--- begin Excerpted records ---
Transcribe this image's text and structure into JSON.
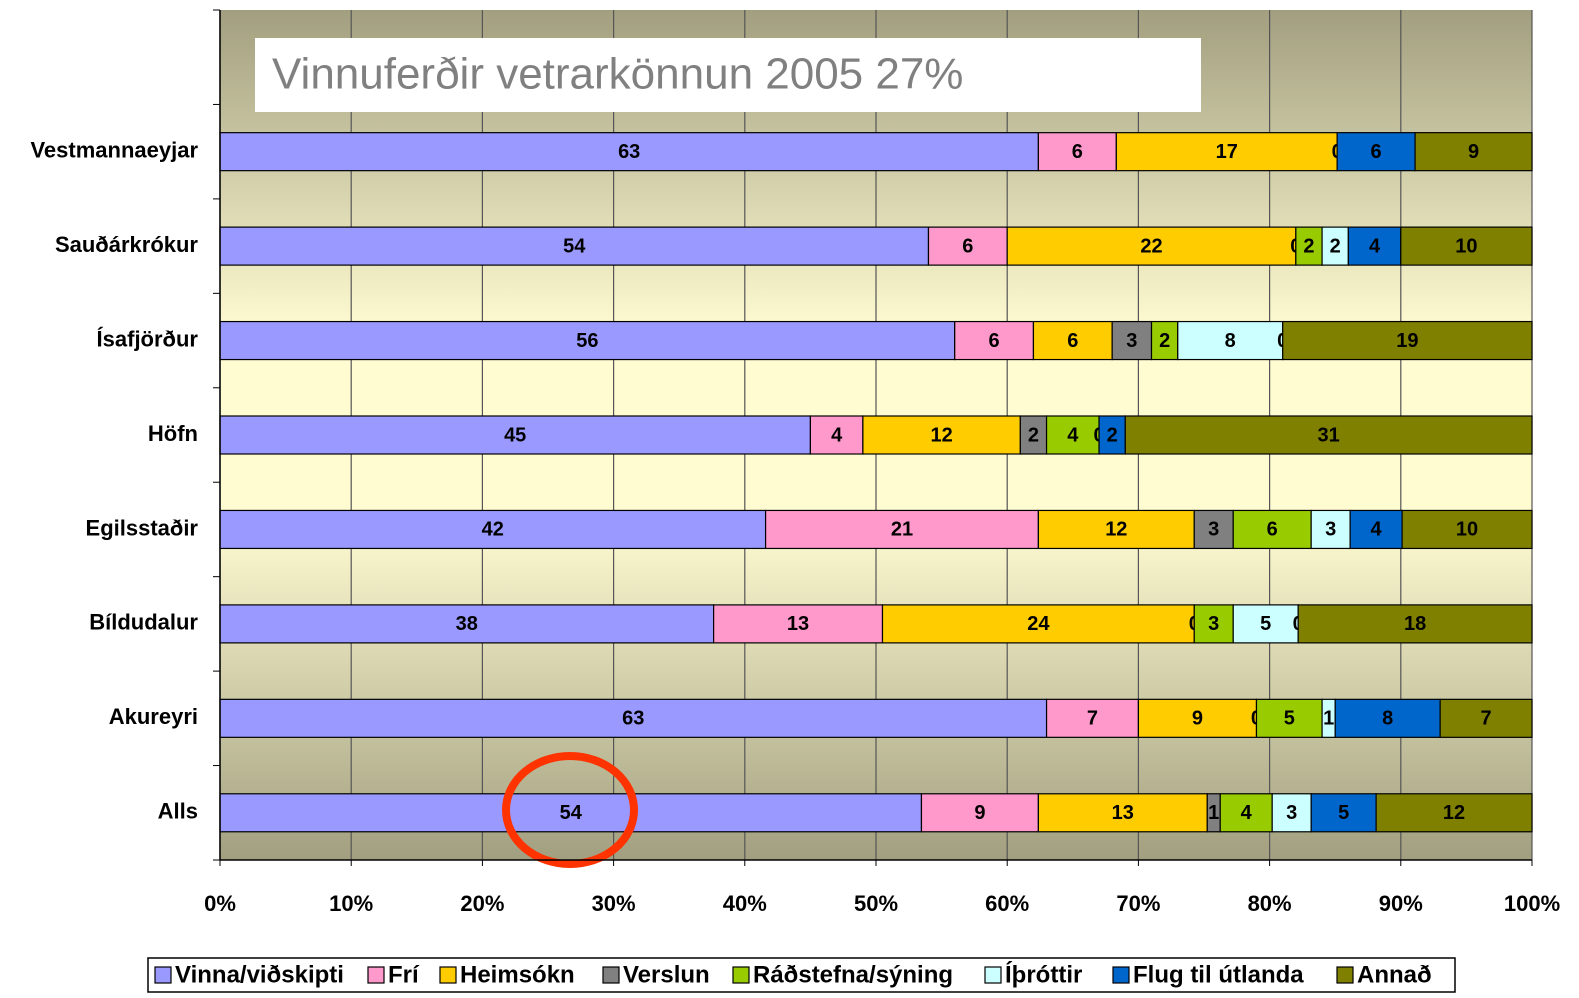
{
  "chart_data": {
    "type": "bar",
    "orientation": "horizontal",
    "stack": "percent",
    "title": "Vinnuferðir vetrarkönnun 2005 27%",
    "categories": [
      "Vestmannaeyjar",
      "Sauðárkrókur",
      "Ísafjörður",
      "Höfn",
      "Egilsstaðir",
      "Bíldudalur",
      "Akureyri",
      "Alls"
    ],
    "series": [
      {
        "name": "Vinna/viðskipti",
        "color": "#9999ff",
        "values": [
          63,
          54,
          56,
          45,
          42,
          38,
          63,
          54
        ]
      },
      {
        "name": "Frí",
        "color": "#ff99cc",
        "values": [
          6,
          6,
          6,
          4,
          21,
          13,
          7,
          9
        ]
      },
      {
        "name": "Heimsókn",
        "color": "#ffcc00",
        "values": [
          17,
          22,
          6,
          12,
          12,
          24,
          9,
          13
        ]
      },
      {
        "name": "Verslun",
        "color": "#808080",
        "values": [
          null,
          0,
          3,
          2,
          3,
          0,
          0,
          1
        ]
      },
      {
        "name": "Ráðstefna/sýning",
        "color": "#99cc00",
        "values": [
          null,
          2,
          2,
          4,
          6,
          3,
          5,
          4
        ]
      },
      {
        "name": "Íþróttir",
        "color": "#ccffff",
        "values": [
          0,
          2,
          8,
          0,
          3,
          5,
          1,
          3
        ]
      },
      {
        "name": "Flug til útlanda",
        "color": "#0066cc",
        "values": [
          6,
          4,
          0,
          2,
          4,
          0,
          8,
          5
        ]
      },
      {
        "name": "Annað",
        "color": "#808000",
        "values": [
          9,
          10,
          19,
          31,
          10,
          18,
          7,
          12
        ]
      }
    ],
    "xlim": [
      0,
      100
    ],
    "xticks": [
      {
        "value": 0,
        "label": "0%"
      },
      {
        "value": 10,
        "label": "10%"
      },
      {
        "value": 20,
        "label": "20%"
      },
      {
        "value": 30,
        "label": "30%"
      },
      {
        "value": 40,
        "label": "40%"
      },
      {
        "value": 50,
        "label": "50%"
      },
      {
        "value": 60,
        "label": "60%"
      },
      {
        "value": 70,
        "label": "70%"
      },
      {
        "value": 80,
        "label": "80%"
      },
      {
        "value": 90,
        "label": "90%"
      },
      {
        "value": 100,
        "label": "100%"
      }
    ],
    "grid": true,
    "legend": "bottom"
  }
}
--- end Excerpted records ---
### What the exercise asks:
Images do not belong in the copy; reproduce all other parts of the records above verbatim.

### The result:
Transcribe this image's text and structure into JSON.
{
  "chart_data": {
    "type": "bar",
    "orientation": "horizontal",
    "stack": "percent",
    "title": "Vinnuferðir vetrarkönnun 2005 27%",
    "categories": [
      "Vestmannaeyjar",
      "Sauðárkrókur",
      "Ísafjörður",
      "Höfn",
      "Egilsstaðir",
      "Bíldudalur",
      "Akureyri",
      "Alls"
    ],
    "series": [
      {
        "name": "Vinna/viðskipti",
        "color": "#9999ff",
        "values": [
          63,
          54,
          56,
          45,
          42,
          38,
          63,
          54
        ]
      },
      {
        "name": "Frí",
        "color": "#ff99cc",
        "values": [
          6,
          6,
          6,
          4,
          21,
          13,
          7,
          9
        ]
      },
      {
        "name": "Heimsókn",
        "color": "#ffcc00",
        "values": [
          17,
          22,
          6,
          12,
          12,
          24,
          9,
          13
        ]
      },
      {
        "name": "Verslun",
        "color": "#808080",
        "values": [
          null,
          0,
          3,
          2,
          3,
          0,
          0,
          1
        ]
      },
      {
        "name": "Ráðstefna/sýning",
        "color": "#99cc00",
        "values": [
          null,
          2,
          2,
          4,
          6,
          3,
          5,
          4
        ]
      },
      {
        "name": "Íþróttir",
        "color": "#ccffff",
        "values": [
          0,
          2,
          8,
          0,
          3,
          5,
          1,
          3
        ]
      },
      {
        "name": "Flug til útlanda",
        "color": "#0066cc",
        "values": [
          6,
          4,
          0,
          2,
          4,
          0,
          8,
          5
        ]
      },
      {
        "name": "Annað",
        "color": "#808000",
        "values": [
          9,
          10,
          19,
          31,
          10,
          18,
          7,
          12
        ]
      }
    ],
    "xlim": [
      0,
      100
    ],
    "xticks": [
      {
        "value": 0,
        "label": "0%"
      },
      {
        "value": 10,
        "label": "10%"
      },
      {
        "value": 20,
        "label": "20%"
      },
      {
        "value": 30,
        "label": "30%"
      },
      {
        "value": 40,
        "label": "40%"
      },
      {
        "value": 50,
        "label": "50%"
      },
      {
        "value": 60,
        "label": "60%"
      },
      {
        "value": 70,
        "label": "70%"
      },
      {
        "value": 80,
        "label": "80%"
      },
      {
        "value": 90,
        "label": "90%"
      },
      {
        "value": 100,
        "label": "100%"
      }
    ],
    "grid": true,
    "legend": "bottom"
  }
}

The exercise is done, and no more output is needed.